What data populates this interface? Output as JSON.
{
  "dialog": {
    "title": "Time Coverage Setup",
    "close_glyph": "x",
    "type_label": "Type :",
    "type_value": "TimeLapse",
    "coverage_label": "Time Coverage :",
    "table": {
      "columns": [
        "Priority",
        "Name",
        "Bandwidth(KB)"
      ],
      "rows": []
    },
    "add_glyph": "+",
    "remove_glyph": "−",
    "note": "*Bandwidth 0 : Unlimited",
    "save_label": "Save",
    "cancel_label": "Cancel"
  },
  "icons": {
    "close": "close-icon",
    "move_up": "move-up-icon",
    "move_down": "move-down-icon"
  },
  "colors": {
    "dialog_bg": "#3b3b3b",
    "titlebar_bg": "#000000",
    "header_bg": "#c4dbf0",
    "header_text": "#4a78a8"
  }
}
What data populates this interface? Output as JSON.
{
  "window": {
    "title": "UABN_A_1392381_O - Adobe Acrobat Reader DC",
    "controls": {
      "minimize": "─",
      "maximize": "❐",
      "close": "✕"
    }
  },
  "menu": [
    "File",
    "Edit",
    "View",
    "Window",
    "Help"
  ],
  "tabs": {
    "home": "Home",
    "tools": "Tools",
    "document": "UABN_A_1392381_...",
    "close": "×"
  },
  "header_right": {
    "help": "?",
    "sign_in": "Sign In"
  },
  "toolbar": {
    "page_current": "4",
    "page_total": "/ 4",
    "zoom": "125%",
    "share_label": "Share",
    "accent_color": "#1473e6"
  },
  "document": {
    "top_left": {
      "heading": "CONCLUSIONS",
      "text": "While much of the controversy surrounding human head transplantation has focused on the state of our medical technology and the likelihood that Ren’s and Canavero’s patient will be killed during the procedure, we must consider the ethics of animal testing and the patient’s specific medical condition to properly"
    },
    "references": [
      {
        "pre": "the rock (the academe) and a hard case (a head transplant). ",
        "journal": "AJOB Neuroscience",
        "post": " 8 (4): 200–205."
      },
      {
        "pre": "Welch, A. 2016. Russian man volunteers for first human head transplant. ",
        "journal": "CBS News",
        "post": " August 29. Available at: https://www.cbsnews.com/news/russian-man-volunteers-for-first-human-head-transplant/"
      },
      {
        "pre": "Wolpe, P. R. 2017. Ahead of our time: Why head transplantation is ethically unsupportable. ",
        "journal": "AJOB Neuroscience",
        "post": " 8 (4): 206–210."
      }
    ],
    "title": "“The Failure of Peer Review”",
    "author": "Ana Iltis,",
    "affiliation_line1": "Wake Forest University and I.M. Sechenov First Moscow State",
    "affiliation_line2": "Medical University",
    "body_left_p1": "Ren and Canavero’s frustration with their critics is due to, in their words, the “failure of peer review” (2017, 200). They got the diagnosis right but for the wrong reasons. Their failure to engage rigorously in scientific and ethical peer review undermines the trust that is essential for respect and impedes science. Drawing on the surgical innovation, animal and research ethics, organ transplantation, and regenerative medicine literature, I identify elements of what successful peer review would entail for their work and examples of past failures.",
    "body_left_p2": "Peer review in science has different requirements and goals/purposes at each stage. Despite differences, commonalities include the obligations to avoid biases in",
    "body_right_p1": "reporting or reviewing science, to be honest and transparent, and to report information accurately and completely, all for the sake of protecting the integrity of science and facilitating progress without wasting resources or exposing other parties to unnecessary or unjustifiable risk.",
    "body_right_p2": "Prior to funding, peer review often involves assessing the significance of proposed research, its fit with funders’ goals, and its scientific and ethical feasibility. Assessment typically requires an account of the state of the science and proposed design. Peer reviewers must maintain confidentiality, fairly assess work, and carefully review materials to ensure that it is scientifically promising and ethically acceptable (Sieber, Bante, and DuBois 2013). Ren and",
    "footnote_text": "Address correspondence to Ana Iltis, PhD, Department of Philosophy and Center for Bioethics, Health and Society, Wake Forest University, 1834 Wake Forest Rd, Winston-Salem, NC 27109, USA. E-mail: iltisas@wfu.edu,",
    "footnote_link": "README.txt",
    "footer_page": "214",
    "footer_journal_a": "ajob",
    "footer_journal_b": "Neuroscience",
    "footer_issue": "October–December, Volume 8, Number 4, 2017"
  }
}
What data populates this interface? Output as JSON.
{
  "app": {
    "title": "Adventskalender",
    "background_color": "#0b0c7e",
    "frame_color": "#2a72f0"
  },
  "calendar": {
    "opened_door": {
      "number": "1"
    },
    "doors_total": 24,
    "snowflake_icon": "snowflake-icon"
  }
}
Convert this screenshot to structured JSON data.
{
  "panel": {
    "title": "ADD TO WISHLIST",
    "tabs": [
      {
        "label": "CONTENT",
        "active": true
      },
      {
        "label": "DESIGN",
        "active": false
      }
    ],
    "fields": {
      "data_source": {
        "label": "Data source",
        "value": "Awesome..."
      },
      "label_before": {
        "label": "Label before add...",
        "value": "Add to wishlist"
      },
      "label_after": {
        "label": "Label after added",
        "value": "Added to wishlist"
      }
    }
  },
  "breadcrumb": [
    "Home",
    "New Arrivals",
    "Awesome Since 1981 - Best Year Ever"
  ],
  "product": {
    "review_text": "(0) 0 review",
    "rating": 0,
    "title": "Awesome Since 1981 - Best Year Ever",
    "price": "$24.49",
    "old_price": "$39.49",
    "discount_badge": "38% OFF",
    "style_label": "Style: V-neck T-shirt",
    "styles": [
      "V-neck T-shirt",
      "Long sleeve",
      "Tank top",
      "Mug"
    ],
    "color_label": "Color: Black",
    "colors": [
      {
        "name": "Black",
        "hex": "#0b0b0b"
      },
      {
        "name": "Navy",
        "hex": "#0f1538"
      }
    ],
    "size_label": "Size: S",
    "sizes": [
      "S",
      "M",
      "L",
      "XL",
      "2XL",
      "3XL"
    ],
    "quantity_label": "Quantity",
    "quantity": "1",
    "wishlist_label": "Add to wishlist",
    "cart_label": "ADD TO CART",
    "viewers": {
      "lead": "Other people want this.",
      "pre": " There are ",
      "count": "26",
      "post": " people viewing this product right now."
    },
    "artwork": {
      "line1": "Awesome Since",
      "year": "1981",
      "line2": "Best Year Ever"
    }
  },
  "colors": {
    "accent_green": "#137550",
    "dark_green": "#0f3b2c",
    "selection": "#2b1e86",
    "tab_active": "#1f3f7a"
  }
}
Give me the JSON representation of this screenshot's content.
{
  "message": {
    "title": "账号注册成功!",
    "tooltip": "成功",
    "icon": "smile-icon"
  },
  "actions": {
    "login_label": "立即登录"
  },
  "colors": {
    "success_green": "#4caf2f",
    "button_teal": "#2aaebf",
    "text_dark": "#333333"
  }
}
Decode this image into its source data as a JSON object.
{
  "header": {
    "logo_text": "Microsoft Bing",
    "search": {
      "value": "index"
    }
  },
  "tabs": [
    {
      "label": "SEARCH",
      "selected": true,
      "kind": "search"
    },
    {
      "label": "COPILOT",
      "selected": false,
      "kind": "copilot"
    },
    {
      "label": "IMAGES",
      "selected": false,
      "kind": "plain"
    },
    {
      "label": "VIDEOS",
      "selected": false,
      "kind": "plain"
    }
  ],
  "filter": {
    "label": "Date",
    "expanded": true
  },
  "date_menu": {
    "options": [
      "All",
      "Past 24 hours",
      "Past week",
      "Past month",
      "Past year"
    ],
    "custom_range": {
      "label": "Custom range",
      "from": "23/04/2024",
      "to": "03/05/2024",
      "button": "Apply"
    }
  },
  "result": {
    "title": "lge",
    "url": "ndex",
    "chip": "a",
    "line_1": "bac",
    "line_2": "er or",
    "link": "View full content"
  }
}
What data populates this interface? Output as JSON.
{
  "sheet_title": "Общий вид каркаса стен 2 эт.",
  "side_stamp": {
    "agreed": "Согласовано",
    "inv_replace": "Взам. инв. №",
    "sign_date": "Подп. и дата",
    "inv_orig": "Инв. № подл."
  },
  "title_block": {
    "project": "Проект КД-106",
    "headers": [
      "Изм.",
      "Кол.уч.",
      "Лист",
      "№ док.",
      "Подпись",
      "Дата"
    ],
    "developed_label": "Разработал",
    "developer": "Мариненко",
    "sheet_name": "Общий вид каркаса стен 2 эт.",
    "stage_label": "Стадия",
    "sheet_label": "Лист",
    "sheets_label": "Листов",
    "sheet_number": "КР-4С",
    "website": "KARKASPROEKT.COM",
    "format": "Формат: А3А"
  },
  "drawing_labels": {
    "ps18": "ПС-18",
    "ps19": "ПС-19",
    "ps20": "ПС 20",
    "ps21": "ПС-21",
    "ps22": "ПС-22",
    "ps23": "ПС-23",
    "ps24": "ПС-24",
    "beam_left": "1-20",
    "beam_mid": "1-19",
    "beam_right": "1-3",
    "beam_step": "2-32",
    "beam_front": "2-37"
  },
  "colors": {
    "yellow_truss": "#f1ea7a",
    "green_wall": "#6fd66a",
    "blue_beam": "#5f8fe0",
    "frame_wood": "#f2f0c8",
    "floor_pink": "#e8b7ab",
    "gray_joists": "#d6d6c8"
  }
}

Stated goal: Copy out all lines above that include the string "people".

Task result:
      "lead": "Other people want this.",
      "post": " people viewing this product right now."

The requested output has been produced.